Provided data:
┏━━
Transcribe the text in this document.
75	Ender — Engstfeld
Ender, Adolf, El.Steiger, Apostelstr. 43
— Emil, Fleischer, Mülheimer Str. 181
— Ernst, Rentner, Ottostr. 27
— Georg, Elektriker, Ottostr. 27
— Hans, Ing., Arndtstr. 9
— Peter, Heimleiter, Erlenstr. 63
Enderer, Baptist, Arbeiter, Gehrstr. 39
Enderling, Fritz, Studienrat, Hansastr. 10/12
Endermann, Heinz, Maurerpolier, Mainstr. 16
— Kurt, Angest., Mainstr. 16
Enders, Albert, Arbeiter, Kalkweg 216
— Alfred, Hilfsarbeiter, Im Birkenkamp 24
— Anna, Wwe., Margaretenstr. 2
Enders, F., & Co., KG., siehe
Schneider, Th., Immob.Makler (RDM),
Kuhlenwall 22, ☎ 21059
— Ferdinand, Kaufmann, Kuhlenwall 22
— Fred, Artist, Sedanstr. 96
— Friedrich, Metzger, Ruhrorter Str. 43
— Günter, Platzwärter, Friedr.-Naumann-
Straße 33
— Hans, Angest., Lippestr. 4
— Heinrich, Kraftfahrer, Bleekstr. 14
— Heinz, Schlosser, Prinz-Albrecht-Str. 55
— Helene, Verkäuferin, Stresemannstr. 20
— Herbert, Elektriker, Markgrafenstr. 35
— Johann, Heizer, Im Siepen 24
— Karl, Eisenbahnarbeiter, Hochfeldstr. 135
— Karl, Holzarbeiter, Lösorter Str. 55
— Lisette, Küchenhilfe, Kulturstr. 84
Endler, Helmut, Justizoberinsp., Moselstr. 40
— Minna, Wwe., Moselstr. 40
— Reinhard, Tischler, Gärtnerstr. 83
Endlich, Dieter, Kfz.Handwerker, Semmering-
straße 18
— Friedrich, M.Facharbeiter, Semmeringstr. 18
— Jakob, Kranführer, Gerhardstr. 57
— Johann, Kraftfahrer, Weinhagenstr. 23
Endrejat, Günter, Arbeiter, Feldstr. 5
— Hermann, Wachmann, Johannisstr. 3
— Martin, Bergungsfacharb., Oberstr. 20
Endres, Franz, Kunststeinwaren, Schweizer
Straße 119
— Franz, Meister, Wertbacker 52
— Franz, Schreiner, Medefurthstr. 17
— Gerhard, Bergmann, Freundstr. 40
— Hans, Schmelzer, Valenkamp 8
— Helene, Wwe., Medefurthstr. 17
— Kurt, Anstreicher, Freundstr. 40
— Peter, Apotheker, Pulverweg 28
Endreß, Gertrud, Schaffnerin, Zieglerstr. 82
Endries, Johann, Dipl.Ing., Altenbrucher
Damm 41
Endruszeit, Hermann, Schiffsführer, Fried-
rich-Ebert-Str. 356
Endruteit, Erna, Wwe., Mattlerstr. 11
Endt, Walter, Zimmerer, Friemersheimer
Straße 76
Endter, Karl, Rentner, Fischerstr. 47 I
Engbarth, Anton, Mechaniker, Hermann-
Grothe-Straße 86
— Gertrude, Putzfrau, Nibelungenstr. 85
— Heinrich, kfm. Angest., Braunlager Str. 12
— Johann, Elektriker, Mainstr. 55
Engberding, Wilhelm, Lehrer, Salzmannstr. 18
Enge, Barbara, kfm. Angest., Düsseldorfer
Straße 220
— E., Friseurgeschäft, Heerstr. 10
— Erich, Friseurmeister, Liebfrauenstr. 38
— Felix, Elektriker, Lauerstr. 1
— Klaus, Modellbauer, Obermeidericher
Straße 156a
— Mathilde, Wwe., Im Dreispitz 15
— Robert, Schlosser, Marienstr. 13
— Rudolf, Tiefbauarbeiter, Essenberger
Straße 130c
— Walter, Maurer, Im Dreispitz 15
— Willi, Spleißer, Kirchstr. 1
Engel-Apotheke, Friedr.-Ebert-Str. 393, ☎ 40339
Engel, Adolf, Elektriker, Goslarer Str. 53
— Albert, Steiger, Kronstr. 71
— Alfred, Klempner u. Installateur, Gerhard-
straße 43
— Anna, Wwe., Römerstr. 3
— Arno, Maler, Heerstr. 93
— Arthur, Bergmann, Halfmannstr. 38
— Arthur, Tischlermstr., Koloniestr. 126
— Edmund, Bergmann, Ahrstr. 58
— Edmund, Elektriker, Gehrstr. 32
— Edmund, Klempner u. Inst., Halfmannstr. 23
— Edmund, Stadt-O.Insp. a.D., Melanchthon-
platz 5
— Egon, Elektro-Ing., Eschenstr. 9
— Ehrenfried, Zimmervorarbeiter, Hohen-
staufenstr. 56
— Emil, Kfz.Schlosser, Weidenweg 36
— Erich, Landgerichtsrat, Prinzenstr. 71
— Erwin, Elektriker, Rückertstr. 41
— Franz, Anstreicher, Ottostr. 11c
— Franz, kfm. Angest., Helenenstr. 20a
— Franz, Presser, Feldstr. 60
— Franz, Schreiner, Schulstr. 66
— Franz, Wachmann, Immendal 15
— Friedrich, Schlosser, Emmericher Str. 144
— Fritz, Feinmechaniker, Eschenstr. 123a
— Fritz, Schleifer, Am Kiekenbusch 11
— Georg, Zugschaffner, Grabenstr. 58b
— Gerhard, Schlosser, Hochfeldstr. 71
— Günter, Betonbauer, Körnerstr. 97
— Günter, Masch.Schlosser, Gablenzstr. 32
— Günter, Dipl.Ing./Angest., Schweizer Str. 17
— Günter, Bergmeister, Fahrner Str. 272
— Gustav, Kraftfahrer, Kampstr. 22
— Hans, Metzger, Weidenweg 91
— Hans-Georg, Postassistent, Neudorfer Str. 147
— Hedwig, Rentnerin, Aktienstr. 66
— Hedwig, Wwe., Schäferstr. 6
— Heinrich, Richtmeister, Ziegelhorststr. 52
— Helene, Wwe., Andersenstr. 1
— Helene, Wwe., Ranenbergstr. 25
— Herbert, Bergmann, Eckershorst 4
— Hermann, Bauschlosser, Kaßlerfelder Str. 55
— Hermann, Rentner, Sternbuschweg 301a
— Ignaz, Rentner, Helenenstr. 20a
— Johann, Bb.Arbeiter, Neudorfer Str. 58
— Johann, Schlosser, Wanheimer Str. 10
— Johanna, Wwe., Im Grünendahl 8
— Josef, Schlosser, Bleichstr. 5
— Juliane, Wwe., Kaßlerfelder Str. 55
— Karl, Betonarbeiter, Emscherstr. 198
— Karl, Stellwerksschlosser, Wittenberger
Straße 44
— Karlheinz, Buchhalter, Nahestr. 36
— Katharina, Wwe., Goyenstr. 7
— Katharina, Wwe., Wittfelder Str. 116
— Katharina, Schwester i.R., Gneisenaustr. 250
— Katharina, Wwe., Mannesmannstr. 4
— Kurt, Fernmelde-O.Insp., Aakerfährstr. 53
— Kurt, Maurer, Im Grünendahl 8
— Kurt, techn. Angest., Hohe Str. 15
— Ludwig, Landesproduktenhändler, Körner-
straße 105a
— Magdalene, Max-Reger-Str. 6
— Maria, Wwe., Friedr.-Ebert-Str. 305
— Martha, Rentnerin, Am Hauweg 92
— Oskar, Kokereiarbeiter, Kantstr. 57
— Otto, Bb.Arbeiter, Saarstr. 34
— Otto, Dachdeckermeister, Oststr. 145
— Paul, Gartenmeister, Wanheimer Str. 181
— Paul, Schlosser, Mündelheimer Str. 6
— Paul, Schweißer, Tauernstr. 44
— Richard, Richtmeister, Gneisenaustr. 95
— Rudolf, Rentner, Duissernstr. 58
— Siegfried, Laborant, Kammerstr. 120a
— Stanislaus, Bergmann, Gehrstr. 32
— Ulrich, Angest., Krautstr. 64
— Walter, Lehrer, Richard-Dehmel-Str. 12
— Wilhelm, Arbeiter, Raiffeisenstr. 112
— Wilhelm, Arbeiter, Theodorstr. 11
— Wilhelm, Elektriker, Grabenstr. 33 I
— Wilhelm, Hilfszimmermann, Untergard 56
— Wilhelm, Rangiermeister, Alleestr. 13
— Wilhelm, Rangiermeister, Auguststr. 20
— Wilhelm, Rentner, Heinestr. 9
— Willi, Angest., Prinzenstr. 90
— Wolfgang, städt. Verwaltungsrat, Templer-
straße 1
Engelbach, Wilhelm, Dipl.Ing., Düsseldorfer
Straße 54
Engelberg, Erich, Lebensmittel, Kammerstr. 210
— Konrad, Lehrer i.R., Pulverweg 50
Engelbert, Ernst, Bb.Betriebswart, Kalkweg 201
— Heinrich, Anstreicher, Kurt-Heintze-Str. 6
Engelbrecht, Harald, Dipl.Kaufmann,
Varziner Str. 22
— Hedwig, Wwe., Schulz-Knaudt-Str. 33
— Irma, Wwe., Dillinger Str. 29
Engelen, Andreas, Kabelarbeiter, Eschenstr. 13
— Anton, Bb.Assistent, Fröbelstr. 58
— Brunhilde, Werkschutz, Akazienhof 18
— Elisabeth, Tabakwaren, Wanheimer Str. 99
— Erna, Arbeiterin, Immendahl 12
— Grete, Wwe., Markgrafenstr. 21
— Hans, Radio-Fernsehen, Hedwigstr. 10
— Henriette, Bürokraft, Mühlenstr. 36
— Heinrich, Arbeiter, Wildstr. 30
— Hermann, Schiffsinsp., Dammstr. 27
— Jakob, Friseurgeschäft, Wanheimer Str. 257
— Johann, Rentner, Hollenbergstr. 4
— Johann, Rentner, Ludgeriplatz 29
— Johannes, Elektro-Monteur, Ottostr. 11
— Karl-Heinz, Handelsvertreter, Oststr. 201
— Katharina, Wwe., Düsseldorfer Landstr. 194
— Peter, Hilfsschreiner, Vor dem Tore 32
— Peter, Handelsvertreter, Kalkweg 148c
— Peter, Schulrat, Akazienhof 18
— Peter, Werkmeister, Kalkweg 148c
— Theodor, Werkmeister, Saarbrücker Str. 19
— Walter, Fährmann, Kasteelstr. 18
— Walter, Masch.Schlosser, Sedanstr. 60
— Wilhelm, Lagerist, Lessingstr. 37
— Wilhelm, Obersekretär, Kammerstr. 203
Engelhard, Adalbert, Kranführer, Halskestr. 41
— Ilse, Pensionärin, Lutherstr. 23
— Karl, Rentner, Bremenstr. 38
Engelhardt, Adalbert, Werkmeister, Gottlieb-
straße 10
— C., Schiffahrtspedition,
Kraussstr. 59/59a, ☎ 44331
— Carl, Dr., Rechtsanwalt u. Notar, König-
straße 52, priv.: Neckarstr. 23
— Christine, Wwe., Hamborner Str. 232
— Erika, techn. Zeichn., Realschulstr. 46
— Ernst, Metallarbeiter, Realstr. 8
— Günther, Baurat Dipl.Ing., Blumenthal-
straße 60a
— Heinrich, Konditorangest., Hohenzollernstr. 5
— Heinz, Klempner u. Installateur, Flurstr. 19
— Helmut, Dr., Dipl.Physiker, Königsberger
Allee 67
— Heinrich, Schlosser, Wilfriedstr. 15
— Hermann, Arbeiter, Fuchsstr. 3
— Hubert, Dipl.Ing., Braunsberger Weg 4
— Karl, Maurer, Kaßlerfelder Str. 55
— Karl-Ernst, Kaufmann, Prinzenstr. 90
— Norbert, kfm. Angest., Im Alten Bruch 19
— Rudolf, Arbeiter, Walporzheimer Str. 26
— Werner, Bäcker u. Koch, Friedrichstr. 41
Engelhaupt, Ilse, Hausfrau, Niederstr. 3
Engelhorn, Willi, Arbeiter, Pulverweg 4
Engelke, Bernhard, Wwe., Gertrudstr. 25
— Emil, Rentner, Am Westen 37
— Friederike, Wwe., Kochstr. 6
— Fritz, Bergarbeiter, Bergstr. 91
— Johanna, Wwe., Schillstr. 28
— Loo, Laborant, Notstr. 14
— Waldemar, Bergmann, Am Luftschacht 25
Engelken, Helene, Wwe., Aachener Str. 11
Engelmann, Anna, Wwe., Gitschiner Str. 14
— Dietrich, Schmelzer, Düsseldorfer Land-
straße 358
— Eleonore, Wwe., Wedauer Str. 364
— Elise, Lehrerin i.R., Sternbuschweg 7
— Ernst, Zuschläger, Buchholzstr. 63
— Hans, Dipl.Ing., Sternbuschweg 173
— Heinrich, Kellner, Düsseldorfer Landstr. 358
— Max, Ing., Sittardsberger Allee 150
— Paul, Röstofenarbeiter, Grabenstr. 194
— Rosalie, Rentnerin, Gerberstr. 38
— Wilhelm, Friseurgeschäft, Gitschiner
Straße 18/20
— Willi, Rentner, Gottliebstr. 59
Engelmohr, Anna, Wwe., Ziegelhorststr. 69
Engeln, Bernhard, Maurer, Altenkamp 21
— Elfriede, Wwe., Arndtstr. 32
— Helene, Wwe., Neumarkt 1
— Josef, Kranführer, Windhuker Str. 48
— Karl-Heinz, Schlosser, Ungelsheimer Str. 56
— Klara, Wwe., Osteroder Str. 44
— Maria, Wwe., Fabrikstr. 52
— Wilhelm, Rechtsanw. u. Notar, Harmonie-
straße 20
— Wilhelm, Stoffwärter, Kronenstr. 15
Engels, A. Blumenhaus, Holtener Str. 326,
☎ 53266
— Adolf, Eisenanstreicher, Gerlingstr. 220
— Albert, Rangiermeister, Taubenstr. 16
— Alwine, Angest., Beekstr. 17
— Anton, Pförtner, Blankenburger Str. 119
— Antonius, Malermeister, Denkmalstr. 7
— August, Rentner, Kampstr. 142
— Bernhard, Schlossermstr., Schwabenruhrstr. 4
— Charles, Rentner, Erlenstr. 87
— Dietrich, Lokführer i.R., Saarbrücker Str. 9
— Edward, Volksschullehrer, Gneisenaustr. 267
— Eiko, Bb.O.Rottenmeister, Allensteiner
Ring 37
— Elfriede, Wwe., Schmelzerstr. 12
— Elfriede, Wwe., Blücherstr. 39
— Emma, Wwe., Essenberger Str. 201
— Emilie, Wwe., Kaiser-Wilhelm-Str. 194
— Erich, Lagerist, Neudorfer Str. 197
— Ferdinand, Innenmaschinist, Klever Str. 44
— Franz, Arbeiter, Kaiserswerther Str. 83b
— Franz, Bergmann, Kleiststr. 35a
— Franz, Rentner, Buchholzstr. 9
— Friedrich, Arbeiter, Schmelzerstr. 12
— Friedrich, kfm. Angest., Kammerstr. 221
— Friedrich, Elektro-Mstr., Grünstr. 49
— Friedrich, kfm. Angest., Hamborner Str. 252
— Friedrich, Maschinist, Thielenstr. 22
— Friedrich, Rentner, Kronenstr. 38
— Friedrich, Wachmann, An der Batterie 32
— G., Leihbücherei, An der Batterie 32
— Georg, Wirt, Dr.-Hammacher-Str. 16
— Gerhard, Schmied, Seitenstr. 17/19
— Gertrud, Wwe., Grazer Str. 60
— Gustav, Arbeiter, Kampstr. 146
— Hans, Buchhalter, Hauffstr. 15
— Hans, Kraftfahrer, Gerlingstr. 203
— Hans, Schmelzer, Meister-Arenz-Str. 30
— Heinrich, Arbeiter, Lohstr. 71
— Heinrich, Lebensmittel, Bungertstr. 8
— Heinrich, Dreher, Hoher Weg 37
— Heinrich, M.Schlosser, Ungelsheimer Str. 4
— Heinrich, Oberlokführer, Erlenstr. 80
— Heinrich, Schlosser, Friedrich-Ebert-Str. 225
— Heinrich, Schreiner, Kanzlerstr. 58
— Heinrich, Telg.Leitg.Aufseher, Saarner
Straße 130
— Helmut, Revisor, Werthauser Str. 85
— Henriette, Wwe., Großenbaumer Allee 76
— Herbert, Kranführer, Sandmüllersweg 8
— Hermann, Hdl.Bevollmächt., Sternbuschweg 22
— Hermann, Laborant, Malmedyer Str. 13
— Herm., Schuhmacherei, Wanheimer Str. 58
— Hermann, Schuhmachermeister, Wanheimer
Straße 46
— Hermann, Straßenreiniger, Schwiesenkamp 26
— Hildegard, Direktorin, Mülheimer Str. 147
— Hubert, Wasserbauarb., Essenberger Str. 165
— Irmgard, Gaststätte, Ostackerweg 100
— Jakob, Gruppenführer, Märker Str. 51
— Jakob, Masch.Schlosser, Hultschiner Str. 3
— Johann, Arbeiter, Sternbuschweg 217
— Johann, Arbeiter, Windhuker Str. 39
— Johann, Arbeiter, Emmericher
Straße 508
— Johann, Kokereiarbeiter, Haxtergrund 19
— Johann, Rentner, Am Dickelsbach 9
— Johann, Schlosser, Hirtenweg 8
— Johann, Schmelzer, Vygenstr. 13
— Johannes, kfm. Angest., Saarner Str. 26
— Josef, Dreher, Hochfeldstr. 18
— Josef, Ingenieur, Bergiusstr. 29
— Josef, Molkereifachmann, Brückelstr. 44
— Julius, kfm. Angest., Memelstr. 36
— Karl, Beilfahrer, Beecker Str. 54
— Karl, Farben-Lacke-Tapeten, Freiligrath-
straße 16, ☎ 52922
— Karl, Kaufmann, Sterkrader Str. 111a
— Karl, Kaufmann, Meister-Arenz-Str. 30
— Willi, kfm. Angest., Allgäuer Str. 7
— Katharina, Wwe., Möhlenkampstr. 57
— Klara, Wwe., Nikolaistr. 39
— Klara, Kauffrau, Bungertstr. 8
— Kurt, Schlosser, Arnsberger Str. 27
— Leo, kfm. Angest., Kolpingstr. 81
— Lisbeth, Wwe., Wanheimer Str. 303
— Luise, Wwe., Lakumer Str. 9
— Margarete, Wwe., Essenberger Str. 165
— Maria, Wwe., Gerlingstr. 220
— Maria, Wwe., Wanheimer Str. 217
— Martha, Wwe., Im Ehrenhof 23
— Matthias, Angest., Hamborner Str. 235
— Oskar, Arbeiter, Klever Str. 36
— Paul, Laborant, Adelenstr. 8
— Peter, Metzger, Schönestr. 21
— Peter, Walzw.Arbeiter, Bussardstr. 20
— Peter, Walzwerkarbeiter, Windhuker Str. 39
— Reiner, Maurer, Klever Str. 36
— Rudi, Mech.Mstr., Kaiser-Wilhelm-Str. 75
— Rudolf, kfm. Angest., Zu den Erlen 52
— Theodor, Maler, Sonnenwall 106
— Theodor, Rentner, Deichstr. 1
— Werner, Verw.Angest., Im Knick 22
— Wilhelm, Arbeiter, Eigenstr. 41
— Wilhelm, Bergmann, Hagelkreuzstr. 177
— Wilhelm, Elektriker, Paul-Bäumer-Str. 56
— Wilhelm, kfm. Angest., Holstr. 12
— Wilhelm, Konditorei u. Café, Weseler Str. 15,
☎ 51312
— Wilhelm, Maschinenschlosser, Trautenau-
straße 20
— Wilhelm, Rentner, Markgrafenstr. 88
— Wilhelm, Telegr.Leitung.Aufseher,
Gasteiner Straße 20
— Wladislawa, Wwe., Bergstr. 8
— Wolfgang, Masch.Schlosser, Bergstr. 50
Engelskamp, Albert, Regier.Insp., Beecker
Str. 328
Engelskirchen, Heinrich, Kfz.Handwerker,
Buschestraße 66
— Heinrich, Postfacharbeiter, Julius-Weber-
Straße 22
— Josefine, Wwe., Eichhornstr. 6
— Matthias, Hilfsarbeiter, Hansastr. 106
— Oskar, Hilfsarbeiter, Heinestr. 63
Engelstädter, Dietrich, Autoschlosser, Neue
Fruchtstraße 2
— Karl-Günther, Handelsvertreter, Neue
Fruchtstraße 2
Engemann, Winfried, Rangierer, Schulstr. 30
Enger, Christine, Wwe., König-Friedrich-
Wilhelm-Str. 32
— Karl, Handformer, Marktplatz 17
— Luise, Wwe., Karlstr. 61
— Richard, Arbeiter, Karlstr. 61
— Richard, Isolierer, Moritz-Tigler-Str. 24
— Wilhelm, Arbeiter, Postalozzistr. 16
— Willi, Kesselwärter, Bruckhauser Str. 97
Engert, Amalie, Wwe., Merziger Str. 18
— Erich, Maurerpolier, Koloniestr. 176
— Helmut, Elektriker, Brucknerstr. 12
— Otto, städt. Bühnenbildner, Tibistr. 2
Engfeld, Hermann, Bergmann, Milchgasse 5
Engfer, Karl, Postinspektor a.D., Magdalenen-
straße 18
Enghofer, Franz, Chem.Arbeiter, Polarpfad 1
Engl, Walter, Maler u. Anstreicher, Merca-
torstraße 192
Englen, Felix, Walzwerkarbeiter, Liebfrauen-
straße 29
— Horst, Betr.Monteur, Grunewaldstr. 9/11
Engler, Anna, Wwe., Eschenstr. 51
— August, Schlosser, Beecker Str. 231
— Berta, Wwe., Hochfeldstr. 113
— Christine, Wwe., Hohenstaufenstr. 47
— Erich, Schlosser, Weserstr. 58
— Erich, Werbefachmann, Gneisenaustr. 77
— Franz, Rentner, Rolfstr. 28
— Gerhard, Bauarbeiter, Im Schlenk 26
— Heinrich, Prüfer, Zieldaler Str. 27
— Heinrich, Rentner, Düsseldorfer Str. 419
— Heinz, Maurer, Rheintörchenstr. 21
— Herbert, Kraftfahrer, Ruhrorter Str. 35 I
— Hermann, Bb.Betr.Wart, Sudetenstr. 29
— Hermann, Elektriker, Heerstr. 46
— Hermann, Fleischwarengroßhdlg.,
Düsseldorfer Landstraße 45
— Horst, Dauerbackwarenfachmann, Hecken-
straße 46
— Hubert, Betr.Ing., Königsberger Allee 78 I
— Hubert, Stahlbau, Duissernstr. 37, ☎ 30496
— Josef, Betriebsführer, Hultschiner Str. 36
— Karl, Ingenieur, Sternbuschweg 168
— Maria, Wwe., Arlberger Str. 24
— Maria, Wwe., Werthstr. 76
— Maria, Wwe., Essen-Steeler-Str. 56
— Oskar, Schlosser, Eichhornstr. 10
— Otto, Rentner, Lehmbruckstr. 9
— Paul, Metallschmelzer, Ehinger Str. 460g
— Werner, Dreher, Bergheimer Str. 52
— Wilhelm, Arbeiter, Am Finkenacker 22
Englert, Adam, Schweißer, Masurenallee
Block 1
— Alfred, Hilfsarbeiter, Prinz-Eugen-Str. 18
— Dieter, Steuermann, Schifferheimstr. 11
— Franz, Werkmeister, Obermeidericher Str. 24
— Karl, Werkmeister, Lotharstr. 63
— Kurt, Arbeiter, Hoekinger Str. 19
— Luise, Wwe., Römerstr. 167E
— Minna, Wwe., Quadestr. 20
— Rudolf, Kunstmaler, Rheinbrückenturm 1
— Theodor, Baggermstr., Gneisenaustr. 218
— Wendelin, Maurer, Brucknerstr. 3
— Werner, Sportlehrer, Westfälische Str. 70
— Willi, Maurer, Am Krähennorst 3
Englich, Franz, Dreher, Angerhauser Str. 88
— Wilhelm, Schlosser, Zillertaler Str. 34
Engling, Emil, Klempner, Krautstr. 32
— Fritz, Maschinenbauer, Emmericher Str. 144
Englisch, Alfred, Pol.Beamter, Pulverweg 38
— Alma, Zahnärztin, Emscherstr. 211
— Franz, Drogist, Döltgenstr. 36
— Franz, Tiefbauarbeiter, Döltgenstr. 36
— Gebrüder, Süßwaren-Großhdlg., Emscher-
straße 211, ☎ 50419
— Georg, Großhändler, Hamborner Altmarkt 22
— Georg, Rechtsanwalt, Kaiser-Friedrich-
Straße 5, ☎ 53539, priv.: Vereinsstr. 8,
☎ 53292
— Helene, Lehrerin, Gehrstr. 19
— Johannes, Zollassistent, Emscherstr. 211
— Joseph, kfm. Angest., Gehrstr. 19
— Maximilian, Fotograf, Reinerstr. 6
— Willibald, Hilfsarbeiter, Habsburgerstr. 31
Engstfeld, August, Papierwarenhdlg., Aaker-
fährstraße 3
┗━━
What the task asks: Pick each line holding the word "Krautstr" out of the data and copy it.

Result of the task:
— Ulrich, Angest., Krautstr. 64
Engling, Emil, Klempner, Krautstr. 32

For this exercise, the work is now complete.